Bloc de texte:
Le Notaire chargé de la succession cherche toujours à déposer une déclaration de succession unique, signée par tous les héritiers. 

En plus de la simplicité administrative escomptée, cette déclaration unique présente deux avantages : 

  • l’attention de l’administration fiscale n’est pas attirée sur d’éventuelles divergences entre héritiers sur une valeur ou l’intégration d’un bien, 
  • elle constitue un document unique et fondateur pour envisager le partage de la succession.

Pour autant, ces avantages sont moins importants qu’il n’y paraît et ne doivent pas contraindre un héritier à signer une déclaration de succession qu’il estime erronée, mensongère ou incomplète.

Dans ce cas de figure, l’héritier concerné peut : 

  • demander à insérer des observations personnelles ou des réserves avant de signer,
  • refuser de signer et souscrire une déclaration de succession exposant sa vision de la succession
  • payer une provision sur les droits de succession en dehors de toute déclaration de succession en attendant d’être mieux informé pour limiter les intérêts et majorations de retard (tout en surveillant les délais impératifs).
En savoir plus sur les délais pour établir une déclaration de succession

En cas d’erreur ou d’omission, le dépôt d’une déclaration de succession rectificative est-il possible ? 

La possibilité de déposer une déclaration de succession rectificative

Il est possible de souscrire une déclaration de succession rectificative auprès de l’administration fiscale. Sa recevabilité est toutefois subordonnée à l’acquittement des droits de succession complémentaires y afférent, aux termes de l’article 1703 alinéa 1 du code général des impôts.

« Les comptables publics compétents ne peuvent, sous aucun prétexte, lors même qu’il y aurait lieu à l’expertise, différer l’enregistrement des actes et mutations dont les droits ont été payés aux taux réglés par la présente codification.

Problème posé 1: Traduisez en anglais la phrase suivante, tirée du bloc de texte : « Le Notaire chargé de la succession cherche toujours à déposer une déclaration de succession unique, signée par tous les héritiers. »

Données extraites:

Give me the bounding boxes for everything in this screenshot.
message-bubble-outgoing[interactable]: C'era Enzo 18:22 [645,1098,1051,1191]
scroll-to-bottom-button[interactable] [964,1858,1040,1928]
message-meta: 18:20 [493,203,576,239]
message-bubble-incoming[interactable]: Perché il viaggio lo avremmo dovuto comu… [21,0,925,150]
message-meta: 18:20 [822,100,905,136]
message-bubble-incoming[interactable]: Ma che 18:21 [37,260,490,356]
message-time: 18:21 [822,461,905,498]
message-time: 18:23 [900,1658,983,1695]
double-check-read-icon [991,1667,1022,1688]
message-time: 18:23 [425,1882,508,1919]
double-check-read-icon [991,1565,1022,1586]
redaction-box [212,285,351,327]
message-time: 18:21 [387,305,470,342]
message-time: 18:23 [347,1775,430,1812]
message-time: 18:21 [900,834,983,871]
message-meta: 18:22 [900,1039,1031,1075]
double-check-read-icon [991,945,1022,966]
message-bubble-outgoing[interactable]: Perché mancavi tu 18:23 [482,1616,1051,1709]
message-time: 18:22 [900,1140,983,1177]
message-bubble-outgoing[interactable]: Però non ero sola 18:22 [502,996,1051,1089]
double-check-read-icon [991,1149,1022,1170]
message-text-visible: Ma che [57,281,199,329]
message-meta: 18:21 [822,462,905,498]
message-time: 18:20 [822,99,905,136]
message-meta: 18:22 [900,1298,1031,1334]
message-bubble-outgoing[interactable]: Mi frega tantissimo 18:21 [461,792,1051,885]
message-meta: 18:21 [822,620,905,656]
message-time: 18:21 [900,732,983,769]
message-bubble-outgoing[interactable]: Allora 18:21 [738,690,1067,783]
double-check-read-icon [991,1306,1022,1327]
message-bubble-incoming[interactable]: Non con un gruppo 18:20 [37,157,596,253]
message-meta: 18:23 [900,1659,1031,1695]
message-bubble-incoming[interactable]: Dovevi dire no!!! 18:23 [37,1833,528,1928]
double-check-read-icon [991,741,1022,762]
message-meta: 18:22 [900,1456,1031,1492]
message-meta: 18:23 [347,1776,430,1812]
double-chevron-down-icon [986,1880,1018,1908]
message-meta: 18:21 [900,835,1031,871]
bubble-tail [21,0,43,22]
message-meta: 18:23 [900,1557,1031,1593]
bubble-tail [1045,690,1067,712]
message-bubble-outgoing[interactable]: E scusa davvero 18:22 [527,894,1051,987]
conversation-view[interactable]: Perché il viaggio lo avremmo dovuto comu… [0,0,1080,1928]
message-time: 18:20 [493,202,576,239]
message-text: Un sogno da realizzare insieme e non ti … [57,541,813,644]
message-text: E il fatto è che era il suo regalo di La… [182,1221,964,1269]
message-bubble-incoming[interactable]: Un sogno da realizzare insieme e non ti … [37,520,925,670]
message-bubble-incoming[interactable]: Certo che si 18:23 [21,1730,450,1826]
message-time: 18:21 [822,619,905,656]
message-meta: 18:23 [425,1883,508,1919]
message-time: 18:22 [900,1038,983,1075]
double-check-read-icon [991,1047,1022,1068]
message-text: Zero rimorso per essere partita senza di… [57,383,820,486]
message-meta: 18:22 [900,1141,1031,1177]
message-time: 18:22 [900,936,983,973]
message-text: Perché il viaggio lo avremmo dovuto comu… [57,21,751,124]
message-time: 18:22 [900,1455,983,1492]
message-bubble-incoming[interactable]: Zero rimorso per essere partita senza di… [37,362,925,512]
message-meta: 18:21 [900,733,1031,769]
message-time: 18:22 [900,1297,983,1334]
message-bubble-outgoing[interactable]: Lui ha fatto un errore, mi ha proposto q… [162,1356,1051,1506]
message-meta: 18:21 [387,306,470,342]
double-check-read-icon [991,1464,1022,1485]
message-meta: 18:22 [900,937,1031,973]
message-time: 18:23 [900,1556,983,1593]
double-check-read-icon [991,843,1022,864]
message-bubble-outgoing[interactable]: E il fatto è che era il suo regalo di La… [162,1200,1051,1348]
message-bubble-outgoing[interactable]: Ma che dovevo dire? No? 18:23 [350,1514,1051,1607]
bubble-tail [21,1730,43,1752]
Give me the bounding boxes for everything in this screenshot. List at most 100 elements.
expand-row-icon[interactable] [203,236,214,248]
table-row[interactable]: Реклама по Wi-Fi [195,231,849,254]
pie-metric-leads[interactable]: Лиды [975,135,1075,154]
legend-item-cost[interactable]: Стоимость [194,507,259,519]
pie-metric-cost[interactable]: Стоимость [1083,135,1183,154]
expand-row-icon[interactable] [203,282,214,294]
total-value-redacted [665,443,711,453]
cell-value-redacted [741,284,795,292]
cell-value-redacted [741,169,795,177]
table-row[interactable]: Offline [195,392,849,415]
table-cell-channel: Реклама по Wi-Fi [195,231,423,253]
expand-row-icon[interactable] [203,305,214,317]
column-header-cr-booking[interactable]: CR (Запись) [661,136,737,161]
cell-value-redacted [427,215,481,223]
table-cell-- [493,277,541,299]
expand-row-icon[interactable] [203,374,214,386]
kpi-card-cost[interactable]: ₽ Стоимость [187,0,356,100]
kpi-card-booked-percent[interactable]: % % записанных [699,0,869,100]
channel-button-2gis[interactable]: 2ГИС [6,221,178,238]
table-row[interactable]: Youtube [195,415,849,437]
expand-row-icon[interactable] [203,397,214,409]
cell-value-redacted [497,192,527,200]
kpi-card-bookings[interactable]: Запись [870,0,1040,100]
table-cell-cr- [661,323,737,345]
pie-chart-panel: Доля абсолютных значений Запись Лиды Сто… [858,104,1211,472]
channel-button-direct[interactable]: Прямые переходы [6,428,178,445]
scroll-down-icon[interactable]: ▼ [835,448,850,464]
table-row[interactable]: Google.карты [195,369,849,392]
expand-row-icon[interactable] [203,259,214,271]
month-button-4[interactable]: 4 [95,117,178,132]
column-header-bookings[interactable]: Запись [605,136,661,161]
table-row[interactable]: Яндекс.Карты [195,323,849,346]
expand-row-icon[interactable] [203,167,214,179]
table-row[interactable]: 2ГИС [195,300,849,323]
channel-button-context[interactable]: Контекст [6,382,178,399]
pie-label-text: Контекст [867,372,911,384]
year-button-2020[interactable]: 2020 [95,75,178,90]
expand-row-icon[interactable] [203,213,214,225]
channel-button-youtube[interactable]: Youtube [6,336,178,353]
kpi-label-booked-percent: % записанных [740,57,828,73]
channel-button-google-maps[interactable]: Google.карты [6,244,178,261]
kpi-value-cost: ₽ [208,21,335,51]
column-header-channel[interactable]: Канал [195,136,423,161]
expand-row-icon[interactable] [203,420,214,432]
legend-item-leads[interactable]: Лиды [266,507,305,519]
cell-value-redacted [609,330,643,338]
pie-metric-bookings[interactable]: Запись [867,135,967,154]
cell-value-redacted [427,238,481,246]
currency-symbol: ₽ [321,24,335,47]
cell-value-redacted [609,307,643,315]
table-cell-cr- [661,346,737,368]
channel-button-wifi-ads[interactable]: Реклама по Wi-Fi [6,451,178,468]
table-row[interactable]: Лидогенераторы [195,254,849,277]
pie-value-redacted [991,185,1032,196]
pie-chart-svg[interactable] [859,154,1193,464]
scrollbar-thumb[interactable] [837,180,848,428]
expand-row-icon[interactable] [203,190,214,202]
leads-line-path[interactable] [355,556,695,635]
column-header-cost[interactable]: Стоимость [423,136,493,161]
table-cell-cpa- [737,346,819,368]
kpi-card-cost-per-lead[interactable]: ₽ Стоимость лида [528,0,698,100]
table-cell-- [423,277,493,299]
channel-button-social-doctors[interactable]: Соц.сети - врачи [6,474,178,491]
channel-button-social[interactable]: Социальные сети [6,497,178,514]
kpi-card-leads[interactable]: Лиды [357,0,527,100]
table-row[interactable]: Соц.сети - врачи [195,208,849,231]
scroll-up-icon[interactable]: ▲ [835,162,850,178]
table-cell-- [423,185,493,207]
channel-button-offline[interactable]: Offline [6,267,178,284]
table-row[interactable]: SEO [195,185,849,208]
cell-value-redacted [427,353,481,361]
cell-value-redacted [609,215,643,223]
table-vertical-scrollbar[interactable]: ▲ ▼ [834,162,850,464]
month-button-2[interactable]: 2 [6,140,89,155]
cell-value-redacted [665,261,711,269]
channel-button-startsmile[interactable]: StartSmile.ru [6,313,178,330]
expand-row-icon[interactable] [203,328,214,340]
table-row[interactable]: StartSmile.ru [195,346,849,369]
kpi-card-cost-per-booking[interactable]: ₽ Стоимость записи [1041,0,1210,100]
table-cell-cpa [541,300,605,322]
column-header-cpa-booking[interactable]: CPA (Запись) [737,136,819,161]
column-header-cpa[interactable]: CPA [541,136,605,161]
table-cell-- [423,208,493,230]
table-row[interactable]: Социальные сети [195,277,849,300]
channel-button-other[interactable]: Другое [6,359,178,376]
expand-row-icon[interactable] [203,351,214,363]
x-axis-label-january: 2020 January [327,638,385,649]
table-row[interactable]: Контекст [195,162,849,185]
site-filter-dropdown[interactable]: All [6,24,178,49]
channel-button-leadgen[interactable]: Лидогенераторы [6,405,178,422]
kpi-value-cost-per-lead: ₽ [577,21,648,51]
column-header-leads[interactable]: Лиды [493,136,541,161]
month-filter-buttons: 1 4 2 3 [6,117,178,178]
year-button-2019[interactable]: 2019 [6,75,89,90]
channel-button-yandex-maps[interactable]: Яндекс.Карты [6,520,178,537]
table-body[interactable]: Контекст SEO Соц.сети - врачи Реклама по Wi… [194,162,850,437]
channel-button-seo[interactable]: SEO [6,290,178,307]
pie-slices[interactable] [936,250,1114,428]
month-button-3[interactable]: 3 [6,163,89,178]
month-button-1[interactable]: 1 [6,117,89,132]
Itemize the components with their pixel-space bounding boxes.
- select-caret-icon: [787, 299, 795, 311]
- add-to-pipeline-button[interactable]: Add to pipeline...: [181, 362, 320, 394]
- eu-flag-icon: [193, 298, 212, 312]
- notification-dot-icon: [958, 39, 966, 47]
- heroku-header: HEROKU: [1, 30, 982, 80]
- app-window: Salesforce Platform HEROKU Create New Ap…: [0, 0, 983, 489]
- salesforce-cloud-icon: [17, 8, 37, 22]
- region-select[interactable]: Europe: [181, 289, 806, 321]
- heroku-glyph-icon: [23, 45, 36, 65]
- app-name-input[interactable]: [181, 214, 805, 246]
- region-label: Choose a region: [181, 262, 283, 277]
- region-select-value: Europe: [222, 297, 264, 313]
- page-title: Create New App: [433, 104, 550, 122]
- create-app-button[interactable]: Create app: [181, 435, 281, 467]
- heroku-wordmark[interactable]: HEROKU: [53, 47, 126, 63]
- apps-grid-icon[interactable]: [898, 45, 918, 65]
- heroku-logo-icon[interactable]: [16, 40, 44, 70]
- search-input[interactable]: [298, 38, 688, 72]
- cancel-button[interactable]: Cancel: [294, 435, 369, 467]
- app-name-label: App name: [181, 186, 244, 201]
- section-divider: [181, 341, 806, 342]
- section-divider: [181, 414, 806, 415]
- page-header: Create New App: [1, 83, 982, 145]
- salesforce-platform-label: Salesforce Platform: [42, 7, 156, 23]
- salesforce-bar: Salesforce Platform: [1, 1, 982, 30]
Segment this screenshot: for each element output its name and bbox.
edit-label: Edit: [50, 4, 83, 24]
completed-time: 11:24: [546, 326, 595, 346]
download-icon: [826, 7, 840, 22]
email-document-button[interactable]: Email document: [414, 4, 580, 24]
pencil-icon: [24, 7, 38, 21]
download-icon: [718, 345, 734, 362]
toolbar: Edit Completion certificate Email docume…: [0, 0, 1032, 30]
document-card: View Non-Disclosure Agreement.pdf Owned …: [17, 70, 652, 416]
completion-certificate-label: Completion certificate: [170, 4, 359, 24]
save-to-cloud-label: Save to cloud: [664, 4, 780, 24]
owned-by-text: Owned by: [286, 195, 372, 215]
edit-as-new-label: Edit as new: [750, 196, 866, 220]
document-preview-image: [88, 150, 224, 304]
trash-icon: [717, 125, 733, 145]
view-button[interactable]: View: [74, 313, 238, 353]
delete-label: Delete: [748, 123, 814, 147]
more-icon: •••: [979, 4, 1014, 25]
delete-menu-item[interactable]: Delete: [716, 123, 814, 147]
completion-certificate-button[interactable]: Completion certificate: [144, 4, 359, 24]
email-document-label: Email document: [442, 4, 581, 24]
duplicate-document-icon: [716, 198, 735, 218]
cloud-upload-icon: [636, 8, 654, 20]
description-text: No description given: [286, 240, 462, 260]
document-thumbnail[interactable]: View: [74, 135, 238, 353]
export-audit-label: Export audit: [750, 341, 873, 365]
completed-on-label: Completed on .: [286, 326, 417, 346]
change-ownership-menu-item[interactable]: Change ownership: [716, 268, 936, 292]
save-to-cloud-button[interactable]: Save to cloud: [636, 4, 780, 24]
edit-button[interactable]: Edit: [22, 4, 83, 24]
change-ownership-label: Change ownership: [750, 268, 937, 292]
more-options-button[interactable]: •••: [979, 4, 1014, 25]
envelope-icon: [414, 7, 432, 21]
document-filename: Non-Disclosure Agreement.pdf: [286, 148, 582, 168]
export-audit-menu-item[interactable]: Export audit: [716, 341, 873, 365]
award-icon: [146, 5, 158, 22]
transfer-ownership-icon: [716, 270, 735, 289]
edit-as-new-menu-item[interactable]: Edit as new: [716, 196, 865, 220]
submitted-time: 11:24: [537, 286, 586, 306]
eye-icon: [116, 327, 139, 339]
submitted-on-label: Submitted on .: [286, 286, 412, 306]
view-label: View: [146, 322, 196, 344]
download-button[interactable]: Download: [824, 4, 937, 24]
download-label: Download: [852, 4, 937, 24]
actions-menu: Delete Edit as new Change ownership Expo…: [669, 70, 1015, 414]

Problème posé 2: Rassemblez chaque ligne des entrées qui contient la chaîne « Лиды », en tenant compte de la casse.

Réponse complète 1: The notary in charge of the estate always seeks to file a single estate tax return, signed by all the heirs.

Réponse complète 2:
pie-metric-leads[interactable]: Лиды [975,135,1075,154]
pie-chart-panel: Доля абсолютных значений Запись Лиды Сто… [858,104,1211,472]
legend-item-leads[interactable]: Лиды [266,507,305,519]
kpi-card-leads[interactable]: Лиды [357,0,527,100]
column-header-leads[interactable]: Лиды [493,136,541,161]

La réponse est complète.